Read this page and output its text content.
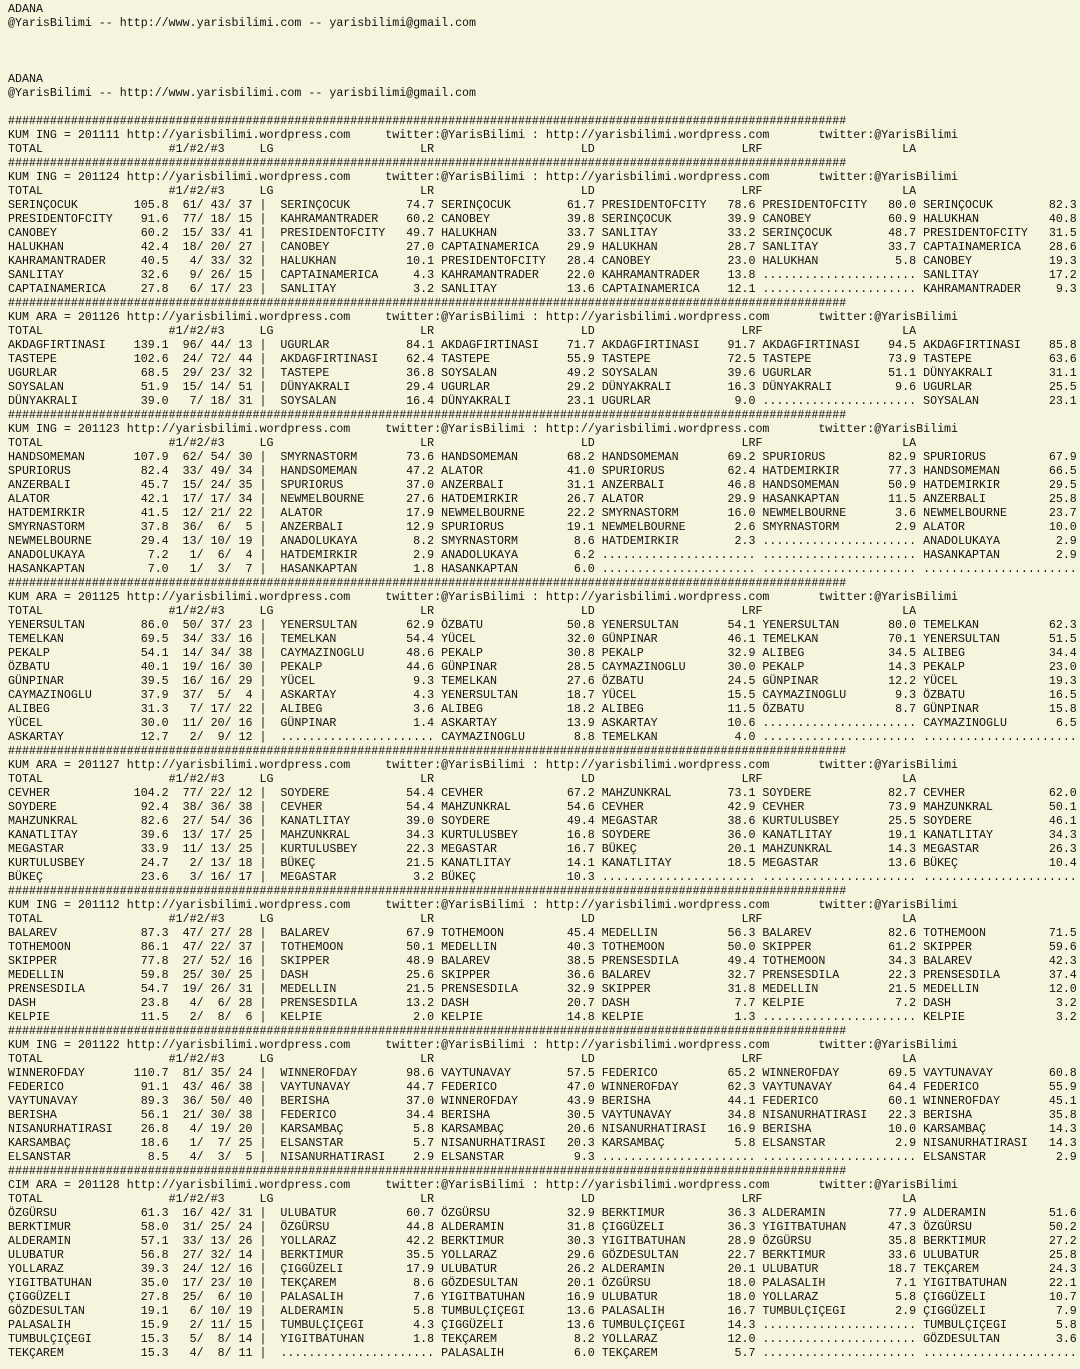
ADANA
@YarisBilimi -- http://www.yarisbilimi.com -- yarisbilimi@gmail.com
ADANA
@YarisBilimi -- http://www.yarisbilimi.com -- yarisbilimi@gmail.com
########################################################################################################################
KUM ING = 201111 http://yarisbilimi.wordpress.com     twitter:@YarisBilimi : http://yarisbilimi.wordpress.com       twitter:@YarisBilimi
TOTAL                  #1/#2/#3     LG                     LR                     LD                     LRF                    LA
########################################################################################################################
KUM ING = 201124 http://yarisbilimi.wordpress.com     twitter:@YarisBilimi : http://yarisbilimi.wordpress.com       twitter:@YarisBilimi
TOTAL                  #1/#2/#3     LG                     LR                     LD                     LRF                    LA
SERINÇOCUK        105.8  61/ 43/ 37 |  SERINÇOCUK        74.7 SERINÇOCUK        61.7 PRESIDENTOFCITY   78.6 PRESIDENTOFCITY   80.0 SERINÇOCUK        82.3
PRESIDENTOFCITY    91.6  77/ 18/ 15 |  KAHRAMANTRADER    60.2 CANOBEY           39.8 SERINÇOCUK        39.9 CANOBEY           60.9 HALUKHAN          40.8
CANOBEY            60.2  15/ 33/ 41 |  PRESIDENTOFCITY   49.7 HALUKHAN          33.7 SANLITAY          33.2 SERINÇOCUK        48.7 PRESIDENTOFCITY   31.5
HALUKHAN           42.4  18/ 20/ 27 |  CANOBEY           27.0 CAPTAINAMERICA    29.9 HALUKHAN          28.7 SANLITAY          33.7 CAPTAINAMERICA    28.6
KAHRAMANTRADER     40.5   4/ 33/ 32 |  HALUKHAN          10.1 PRESIDENTOFCITY   28.4 CANOBEY           23.0 HALUKHAN           5.8 CANOBEY           19.3
SANLITAY           32.6   9/ 26/ 15 |  CAPTAINAMERICA     4.3 KAHRAMANTRADER    22.0 KAHRAMANTRADER    13.8 ...................... SANLITAY          17.2
CAPTAINAMERICA     27.8   6/ 17/ 23 |  SANLITAY           3.2 SANLITAY          13.6 CAPTAINAMERICA    12.1 ...................... KAHRAMANTRADER     9.3
########################################################################################################################
KUM ARA = 201126 http://yarisbilimi.wordpress.com     twitter:@YarisBilimi : http://yarisbilimi.wordpress.com       twitter:@YarisBilimi
TOTAL                  #1/#2/#3     LG                     LR                     LD                     LRF                    LA
AKDAGFIRTINASI    139.1  96/ 44/ 13 |  UGURLAR           84.1 AKDAGFIRTINASI    71.7 AKDAGFIRTINASI    91.7 AKDAGFIRTINASI    94.5 AKDAGFIRTINASI    85.8
TASTEPE           102.6  24/ 72/ 44 |  AKDAGFIRTINASI    62.4 TASTEPE           55.9 TASTEPE           72.5 TASTEPE           73.9 TASTEPE           63.6
UGURLAR            68.5  29/ 23/ 32 |  TASTEPE           36.8 SOYSALAN          49.2 SOYSALAN          39.6 UGURLAR           51.1 DÜNYAKRALI        31.1
SOYSALAN           51.9  15/ 14/ 51 |  DÜNYAKRALI        29.4 UGURLAR           29.2 DÜNYAKRALI        16.3 DÜNYAKRALI         9.6 UGURLAR           25.5
DÜNYAKRALI         39.0   7/ 18/ 31 |  SOYSALAN          16.4 DÜNYAKRALI        23.1 UGURLAR            9.0 ...................... SOYSALAN          23.1
########################################################################################################################
KUM ING = 201123 http://yarisbilimi.wordpress.com     twitter:@YarisBilimi : http://yarisbilimi.wordpress.com       twitter:@YarisBilimi
TOTAL                  #1/#2/#3     LG                     LR                     LD                     LRF                    LA
HANDSOMEMAN       107.9  62/ 54/ 30 |  SMYRNASTORM       73.6 HANDSOMEMAN       68.2 HANDSOMEMAN       69.2 SPURIORUS         82.9 SPURIORUS         67.9
SPURIORUS          82.4  33/ 49/ 34 |  HANDSOMEMAN       47.2 ALATOR            41.0 SPURIORUS         62.4 HATDEMIRKIR       77.3 HANDSOMEMAN       66.5
ANZERBALI          45.7  15/ 24/ 35 |  SPURIORUS         37.0 ANZERBALI         31.1 ANZERBALI         46.8 HANDSOMEMAN       50.9 HATDEMIRKIR       29.5
ALATOR             42.1  17/ 17/ 34 |  NEWMELBOURNE      27.6 HATDEMIRKIR       26.7 ALATOR            29.9 HASANKAPTAN       11.5 ANZERBALI         25.8
HATDEMIRKIR        41.5  12/ 21/ 22 |  ALATOR            17.9 NEWMELBOURNE      22.2 SMYRNASTORM       16.0 NEWMELBOURNE       3.6 NEWMELBOURNE      23.7
SMYRNASTORM        37.8  36/  6/  5 |  ANZERBALI         12.9 SPURIORUS         19.1 NEWMELBOURNE       2.6 SMYRNASTORM        2.9 ALATOR            10.0
NEWMELBOURNE       29.4  13/ 10/ 19 |  ANADOLUKAYA        8.2 SMYRNASTORM        8.6 HATDEMIRKIR        2.3 ...................... ANADOLUKAYA        2.9
ANADOLUKAYA         7.2   1/  6/  4 |  HATDEMIRKIR        2.9 ANADOLUKAYA        6.2 ...................... ...................... HASANKAPTAN        2.9
HASANKAPTAN         7.0   1/  3/  7 |  HASANKAPTAN        1.8 HASANKAPTAN        6.0 ...................... ...................... ......................
########################################################################################################################
KUM ARA = 201125 http://yarisbilimi.wordpress.com     twitter:@YarisBilimi : http://yarisbilimi.wordpress.com       twitter:@YarisBilimi
TOTAL                  #1/#2/#3     LG                     LR                     LD                     LRF                    LA
YENERSULTAN        86.0  50/ 37/ 23 |  YENERSULTAN       62.9 ÖZBATU            50.8 YENERSULTAN       54.1 YENERSULTAN       80.0 TEMELKAN          62.3
TEMELKAN           69.5  34/ 33/ 16 |  TEMELKAN          54.4 YÜCEL             32.0 GÜNPINAR          46.1 TEMELKAN          70.1 YENERSULTAN       51.5
PEKALP             54.1  14/ 34/ 38 |  CAYMAZINOGLU      48.6 PEKALP            30.8 PEKALP            32.9 ALIBEG            34.5 ALIBEG            34.4
ÖZBATU             40.1  19/ 16/ 30 |  PEKALP            44.6 GÜNPINAR          28.5 CAYMAZINOGLU      30.0 PEKALP            14.3 PEKALP            23.0
GÜNPINAR           39.5  16/ 16/ 29 |  YÜCEL              9.3 TEMELKAN          27.6 ÖZBATU            24.5 GÜNPINAR          12.2 YÜCEL             19.3
CAYMAZINOGLU       37.9  37/  5/  4 |  ASKARTAY           4.3 YENERSULTAN       18.7 YÜCEL             15.5 CAYMAZINOGLU       9.3 ÖZBATU            16.5
ALIBEG             31.3   7/ 17/ 22 |  ALIBEG             3.6 ALIBEG            18.2 ALIBEG            11.5 ÖZBATU             8.7 GÜNPINAR          15.8
YÜCEL              30.0  11/ 20/ 16 |  GÜNPINAR           1.4 ASKARTAY          13.9 ASKARTAY          10.6 ...................... CAYMAZINOGLU       6.5
ASKARTAY           12.7   2/  9/ 12 |  ...................... CAYMAZINOGLU       8.8 TEMELKAN           4.0 ...................... ......................
########################################################################################################################
KUM ARA = 201127 http://yarisbilimi.wordpress.com     twitter:@YarisBilimi : http://yarisbilimi.wordpress.com       twitter:@YarisBilimi
TOTAL                  #1/#2/#3     LG                     LR                     LD                     LRF                    LA
CEVHER            104.2  77/ 22/ 12 |  SOYDERE           54.4 CEVHER            67.2 MAHZUNKRAL        73.1 SOYDERE           82.7 CEVHER            62.0
SOYDERE            92.4  38/ 36/ 38 |  CEVHER            54.4 MAHZUNKRAL        54.6 CEVHER            42.9 CEVHER            73.9 MAHZUNKRAL        50.1
MAHZUNKRAL         82.6  27/ 54/ 36 |  KANATLITAY        39.0 SOYDERE           49.4 MEGASTAR          38.6 KURTULUSBEY       25.5 SOYDERE           46.1
KANATLITAY         39.6  13/ 17/ 25 |  MAHZUNKRAL        34.3 KURTULUSBEY       16.8 SOYDERE           36.0 KANATLITAY        19.1 KANATLITAY        34.3
MEGASTAR           33.9  11/ 13/ 25 |  KURTULUSBEY       22.3 MEGASTAR          16.7 BÜKEÇ             20.1 MAHZUNKRAL        14.3 MEGASTAR          26.3
KURTULUSBEY        24.7   2/ 13/ 18 |  BÜKEÇ             21.5 KANATLITAY        14.1 KANATLITAY        18.5 MEGASTAR          13.6 BÜKEÇ             10.4
BÜKEÇ              23.6   3/ 16/ 17 |  MEGASTAR           3.2 BÜKEÇ             10.3 ...................... ...................... ......................
########################################################################################################################
KUM ING = 201112 http://yarisbilimi.wordpress.com     twitter:@YarisBilimi : http://yarisbilimi.wordpress.com       twitter:@YarisBilimi
TOTAL                  #1/#2/#3     LG                     LR                     LD                     LRF                    LA
BALAREV            87.3  47/ 27/ 28 |  BALAREV           67.9 TOTHEMOON         45.4 MEDELLIN          56.3 BALAREV           82.6 TOTHEMOON         71.5
TOTHEMOON          86.1  47/ 22/ 37 |  TOTHEMOON         50.1 MEDELLIN          40.3 TOTHEMOON         50.0 SKIPPER           61.2 SKIPPER           59.6
SKIPPER            77.8  27/ 52/ 16 |  SKIPPER           48.9 BALAREV           38.5 PRENSESDILA       49.4 TOTHEMOON         34.3 BALAREV           42.3
MEDELLIN           59.8  25/ 30/ 25 |  DASH              25.6 SKIPPER           36.6 BALAREV           32.7 PRENSESDILA       22.3 PRENSESDILA       37.4
PRENSESDILA        54.7  19/ 26/ 31 |  MEDELLIN          21.5 PRENSESDILA       32.9 SKIPPER           31.8 MEDELLIN          21.5 MEDELLIN          12.0
DASH               23.8   4/  6/ 28 |  PRENSESDILA       13.2 DASH              20.7 DASH               7.7 KELPIE             7.2 DASH               3.2
KELPIE             11.5   2/  8/  6 |  KELPIE             2.0 KELPIE            14.8 KELPIE             1.3 ...................... KELPIE             3.2
########################################################################################################################
KUM ING = 201122 http://yarisbilimi.wordpress.com     twitter:@YarisBilimi : http://yarisbilimi.wordpress.com       twitter:@YarisBilimi
TOTAL                  #1/#2/#3     LG                     LR                     LD                     LRF                    LA
WINNEROFDAY       110.7  81/ 35/ 24 |  WINNEROFDAY       98.6 VAYTUNAVAY        57.5 FEDERICO          65.2 WINNEROFDAY       69.5 VAYTUNAVAY        60.8
FEDERICO           91.1  43/ 46/ 38 |  VAYTUNAVAY        44.7 FEDERICO          47.0 WINNEROFDAY       62.3 VAYTUNAVAY        64.4 FEDERICO          55.9
VAYTUNAVAY         89.3  36/ 50/ 40 |  BERISHA           37.0 WINNEROFDAY       43.9 BERISHA           44.1 FEDERICO          60.1 WINNEROFDAY       45.1
BERISHA            56.1  21/ 30/ 38 |  FEDERICO          34.4 BERISHA           30.5 VAYTUNAVAY        34.8 NISANURHATIRASI   22.3 BERISHA           35.8
NISANURHATIRASI    26.8   4/ 19/ 20 |  KARSAMBAÇ          5.8 KARSAMBAÇ         20.6 NISANURHATIRASI   16.9 BERISHA           10.0 KARSAMBAÇ         14.3
KARSAMBAÇ          18.6   1/  7/ 25 |  ELSANSTAR          5.7 NISANURHATIRASI   20.3 KARSAMBAÇ          5.8 ELSANSTAR          2.9 NISANURHATIRASI   14.3
ELSANSTAR           8.5   4/  3/  5 |  NISANURHATIRASI    2.9 ELSANSTAR          9.3 ...................... ...................... ELSANSTAR          2.9
########################################################################################################################
CIM ARA = 201128 http://yarisbilimi.wordpress.com     twitter:@YarisBilimi : http://yarisbilimi.wordpress.com       twitter:@YarisBilimi
TOTAL                  #1/#2/#3     LG                     LR                     LD                     LRF                    LA
ÖZGÜRSU            61.3  16/ 42/ 31 |  ULUBATUR          60.7 ÖZGÜRSU           32.9 BERKTIMUR         36.3 ALDERAMIN         77.9 ALDERAMIN         51.6
BERKTIMUR          58.0  31/ 25/ 24 |  ÖZGÜRSU           44.8 ALDERAMIN         31.8 ÇIGGÜZELI         36.3 YIGITBATUHAN      47.3 ÖZGÜRSU           50.2
ALDERAMIN          57.1  33/ 13/ 26 |  YOLLARAZ          42.2 BERKTIMUR         30.3 YIGITBATUHAN      28.9 ÖZGÜRSU           35.8 BERKTIMUR         27.2
ULUBATUR           56.8  27/ 32/ 14 |  BERKTIMUR         35.5 YOLLARAZ          29.6 GÖZDESULTAN       22.7 BERKTIMUR         33.6 ULUBATUR          25.8
YOLLARAZ           39.3  24/ 12/ 16 |  ÇIGGÜZELI         17.9 ULUBATUR          26.2 ALDERAMIN         20.1 ULUBATUR          18.7 TEKÇAREM          24.3
YIGITBATUHAN       35.0  17/ 23/ 10 |  TEKÇAREM           8.6 GÖZDESULTAN       20.1 ÖZGÜRSU           18.0 PALASALIH          7.1 YIGITBATUHAN      22.1
ÇIGGÜZELI          27.8  25/  6/ 10 |  PALASALIH          7.6 YIGITBATUHAN      16.9 ULUBATUR          18.0 YOLLARAZ           5.8 ÇIGGÜZELI         10.7
GÖZDESULTAN        19.1   6/ 10/ 19 |  ALDERAMIN          5.8 TUMBULÇIÇEGI      13.6 PALASALIH         16.7 TUMBULÇIÇEGI       2.9 ÇIGGÜZELI          7.9
PALASALIH          15.9   2/ 11/ 15 |  TUMBULÇIÇEGI       4.3 ÇIGGÜZELI         13.6 TUMBULÇIÇEGI      14.3 ...................... TUMBULÇIÇEGI       5.8
TUMBULÇIÇEGI       15.3   5/  8/ 14 |  YIGITBATUHAN       1.8 TEKÇAREM           8.2 YOLLARAZ          12.0 ...................... GÖZDESULTAN        3.6
TEKÇAREM           15.3   4/  8/ 11 |  ...................... PALASALIH          6.0 TEKÇAREM           5.7 ...................... ......................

____

* REQUIREMENTS
From the listing above, copy all lines holding the word "DÜNYAKRALI".

* TASK RESPONSE
UGURLAR            68.5  29/ 23/ 32 |  TASTEPE           36.8 SOYSALAN          49.2 SOYSALAN          39.6 UGURLAR           51.1 DÜNYAKRALI        31.1
SOYSALAN           51.9  15/ 14/ 51 |  DÜNYAKRALI        29.4 UGURLAR           29.2 DÜNYAKRALI        16.3 DÜNYAKRALI         9.6 UGURLAR           25.5
DÜNYAKRALI         39.0   7/ 18/ 31 |  SOYSALAN          16.4 DÜNYAKRALI        23.1 UGURLAR            9.0 ...................... SOYSALAN          23.1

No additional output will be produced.